_Brief_
Write out all the material exactly. Leave nothing out.

Collected data entries:
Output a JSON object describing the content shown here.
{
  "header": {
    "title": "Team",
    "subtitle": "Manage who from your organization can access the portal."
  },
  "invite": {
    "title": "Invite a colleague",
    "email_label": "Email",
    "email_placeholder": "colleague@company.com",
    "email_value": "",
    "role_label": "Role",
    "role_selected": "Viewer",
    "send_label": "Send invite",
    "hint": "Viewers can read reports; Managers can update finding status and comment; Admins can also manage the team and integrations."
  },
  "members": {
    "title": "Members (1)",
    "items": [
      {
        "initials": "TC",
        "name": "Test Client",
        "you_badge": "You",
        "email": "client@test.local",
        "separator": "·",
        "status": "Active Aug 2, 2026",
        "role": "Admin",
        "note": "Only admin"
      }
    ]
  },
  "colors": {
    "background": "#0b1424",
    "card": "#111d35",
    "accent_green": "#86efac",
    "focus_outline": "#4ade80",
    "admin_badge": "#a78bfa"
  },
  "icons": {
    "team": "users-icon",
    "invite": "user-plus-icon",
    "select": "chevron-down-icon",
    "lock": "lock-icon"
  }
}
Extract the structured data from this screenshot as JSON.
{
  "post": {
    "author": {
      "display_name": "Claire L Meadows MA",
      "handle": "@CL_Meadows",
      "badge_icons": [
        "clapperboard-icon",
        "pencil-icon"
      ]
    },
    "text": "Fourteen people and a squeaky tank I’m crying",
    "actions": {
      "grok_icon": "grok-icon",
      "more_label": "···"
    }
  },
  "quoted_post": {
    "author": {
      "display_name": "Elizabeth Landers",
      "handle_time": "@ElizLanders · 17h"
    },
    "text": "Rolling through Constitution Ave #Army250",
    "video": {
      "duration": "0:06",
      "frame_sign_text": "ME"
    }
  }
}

_Solution_
Output a JSON object describing the content shown here.
{
  "header": {
    "title": "Team",
    "subtitle": "Manage who from your organization can access the portal."
  },
  "invite": {
    "title": "Invite a colleague",
    "email_label": "Email",
    "email_placeholder": "colleague@company.com",
    "email_value": "",
    "role_label": "Role",
    "role_selected": "Viewer",
    "send_label": "Send invite",
    "hint": "Viewers can read reports; Managers can update finding status and comment; Admins can also manage the team and integrations."
  },
  "members": {
    "title": "Members (1)",
    "items": [
      {
        "initials": "TC",
        "name": "Test Client",
        "you_badge": "You",
        "email": "client@test.local",
        "separator": "·",
        "status": "Active Aug 2, 2026",
        "role": "Admin",
        "note": "Only admin"
      }
    ]
  },
  "colors": {
    "background": "#0b1424",
    "card": "#111d35",
    "accent_green": "#86efac",
    "focus_outline": "#4ade80",
    "admin_badge": "#a78bfa"
  },
  "icons": {
    "team": "users-icon",
    "invite": "user-plus-icon",
    "select": "chevron-down-icon",
    "lock": "lock-icon"
  }
}
Extract the structured data from this screenshot as JSON.
{
  "post": {
    "author": {
      "display_name": "Claire L Meadows MA",
      "handle": "@CL_Meadows",
      "badge_icons": [
        "clapperboard-icon",
        "pencil-icon"
      ]
    },
    "text": "Fourteen people and a squeaky tank I’m crying",
    "actions": {
      "grok_icon": "grok-icon",
      "more_label": "···"
    }
  },
  "quoted_post": {
    "author": {
      "display_name": "Elizabeth Landers",
      "handle_time": "@ElizLanders · 17h"
    },
    "text": "Rolling through Constitution Ave #Army250",
    "video": {
      "duration": "0:06",
      "frame_sign_text": "ME"
    }
  }
}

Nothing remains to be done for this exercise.